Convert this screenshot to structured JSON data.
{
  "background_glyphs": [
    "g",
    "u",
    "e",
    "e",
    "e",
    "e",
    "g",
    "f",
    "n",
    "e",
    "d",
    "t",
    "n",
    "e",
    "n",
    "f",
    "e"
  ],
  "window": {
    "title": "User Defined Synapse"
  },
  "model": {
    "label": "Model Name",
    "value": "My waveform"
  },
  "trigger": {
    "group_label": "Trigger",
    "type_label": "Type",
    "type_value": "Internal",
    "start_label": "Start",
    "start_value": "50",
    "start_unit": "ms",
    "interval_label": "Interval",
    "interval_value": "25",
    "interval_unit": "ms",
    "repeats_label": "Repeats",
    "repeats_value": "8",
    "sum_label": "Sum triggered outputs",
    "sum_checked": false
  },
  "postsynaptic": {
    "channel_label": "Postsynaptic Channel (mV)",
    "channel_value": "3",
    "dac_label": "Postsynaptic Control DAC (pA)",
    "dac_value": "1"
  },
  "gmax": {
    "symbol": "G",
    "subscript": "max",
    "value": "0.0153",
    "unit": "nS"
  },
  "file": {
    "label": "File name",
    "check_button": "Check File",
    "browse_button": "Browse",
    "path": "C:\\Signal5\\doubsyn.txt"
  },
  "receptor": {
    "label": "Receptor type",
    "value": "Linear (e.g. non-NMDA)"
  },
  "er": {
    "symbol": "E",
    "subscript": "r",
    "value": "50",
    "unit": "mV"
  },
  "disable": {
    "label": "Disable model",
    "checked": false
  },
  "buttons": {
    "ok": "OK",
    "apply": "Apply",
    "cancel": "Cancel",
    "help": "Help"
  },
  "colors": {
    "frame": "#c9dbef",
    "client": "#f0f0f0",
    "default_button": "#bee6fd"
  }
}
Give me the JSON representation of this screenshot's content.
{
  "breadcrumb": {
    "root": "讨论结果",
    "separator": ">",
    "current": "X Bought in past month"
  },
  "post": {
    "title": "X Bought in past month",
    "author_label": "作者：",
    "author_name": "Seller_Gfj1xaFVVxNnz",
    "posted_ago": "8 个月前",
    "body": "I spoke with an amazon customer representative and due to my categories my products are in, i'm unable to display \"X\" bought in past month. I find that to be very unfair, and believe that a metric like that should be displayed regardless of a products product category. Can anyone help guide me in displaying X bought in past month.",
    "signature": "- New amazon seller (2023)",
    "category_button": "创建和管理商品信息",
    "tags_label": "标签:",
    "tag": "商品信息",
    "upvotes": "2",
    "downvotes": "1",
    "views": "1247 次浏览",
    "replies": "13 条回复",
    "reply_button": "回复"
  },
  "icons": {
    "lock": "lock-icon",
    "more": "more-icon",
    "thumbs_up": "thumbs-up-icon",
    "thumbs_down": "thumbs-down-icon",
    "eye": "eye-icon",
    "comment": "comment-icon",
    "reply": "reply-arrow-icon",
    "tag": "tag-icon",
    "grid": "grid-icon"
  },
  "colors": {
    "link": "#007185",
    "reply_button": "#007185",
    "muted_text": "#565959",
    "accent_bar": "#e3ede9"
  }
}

------------------------------------

YOUR GOAL:
Return the material in full, exactly as shown.

TASK RESULT:
Convert this screenshot to structured JSON data.
{
  "background_glyphs": [
    "g",
    "u",
    "e",
    "e",
    "e",
    "e",
    "g",
    "f",
    "n",
    "e",
    "d",
    "t",
    "n",
    "e",
    "n",
    "f",
    "e"
  ],
  "window": {
    "title": "User Defined Synapse"
  },
  "model": {
    "label": "Model Name",
    "value": "My waveform"
  },
  "trigger": {
    "group_label": "Trigger",
    "type_label": "Type",
    "type_value": "Internal",
    "start_label": "Start",
    "start_value": "50",
    "start_unit": "ms",
    "interval_label": "Interval",
    "interval_value": "25",
    "interval_unit": "ms",
    "repeats_label": "Repeats",
    "repeats_value": "8",
    "sum_label": "Sum triggered outputs",
    "sum_checked": false
  },
  "postsynaptic": {
    "channel_label": "Postsynaptic Channel (mV)",
    "channel_value": "3",
    "dac_label": "Postsynaptic Control DAC (pA)",
    "dac_value": "1"
  },
  "gmax": {
    "symbol": "G",
    "subscript": "max",
    "value": "0.0153",
    "unit": "nS"
  },
  "file": {
    "label": "File name",
    "check_button": "Check File",
    "browse_button": "Browse",
    "path": "C:\\Signal5\\doubsyn.txt"
  },
  "receptor": {
    "label": "Receptor type",
    "value": "Linear (e.g. non-NMDA)"
  },
  "er": {
    "symbol": "E",
    "subscript": "r",
    "value": "50",
    "unit": "mV"
  },
  "disable": {
    "label": "Disable model",
    "checked": false
  },
  "buttons": {
    "ok": "OK",
    "apply": "Apply",
    "cancel": "Cancel",
    "help": "Help"
  },
  "colors": {
    "frame": "#c9dbef",
    "client": "#f0f0f0",
    "default_button": "#bee6fd"
  }
}
Give me the JSON representation of this screenshot's content.
{
  "breadcrumb": {
    "root": "讨论结果",
    "separator": ">",
    "current": "X Bought in past month"
  },
  "post": {
    "title": "X Bought in past month",
    "author_label": "作者：",
    "author_name": "Seller_Gfj1xaFVVxNnz",
    "posted_ago": "8 个月前",
    "body": "I spoke with an amazon customer representative and due to my categories my products are in, i'm unable to display \"X\" bought in past month. I find that to be very unfair, and believe that a metric like that should be displayed regardless of a products product category. Can anyone help guide me in displaying X bought in past month.",
    "signature": "- New amazon seller (2023)",
    "category_button": "创建和管理商品信息",
    "tags_label": "标签:",
    "tag": "商品信息",
    "upvotes": "2",
    "downvotes": "1",
    "views": "1247 次浏览",
    "replies": "13 条回复",
    "reply_button": "回复"
  },
  "icons": {
    "lock": "lock-icon",
    "more": "more-icon",
    "thumbs_up": "thumbs-up-icon",
    "thumbs_down": "thumbs-down-icon",
    "eye": "eye-icon",
    "comment": "comment-icon",
    "reply": "reply-arrow-icon",
    "tag": "tag-icon",
    "grid": "grid-icon"
  },
  "colors": {
    "link": "#007185",
    "reply_button": "#007185",
    "muted_text": "#565959",
    "accent_bar": "#e3ede9"
  }
}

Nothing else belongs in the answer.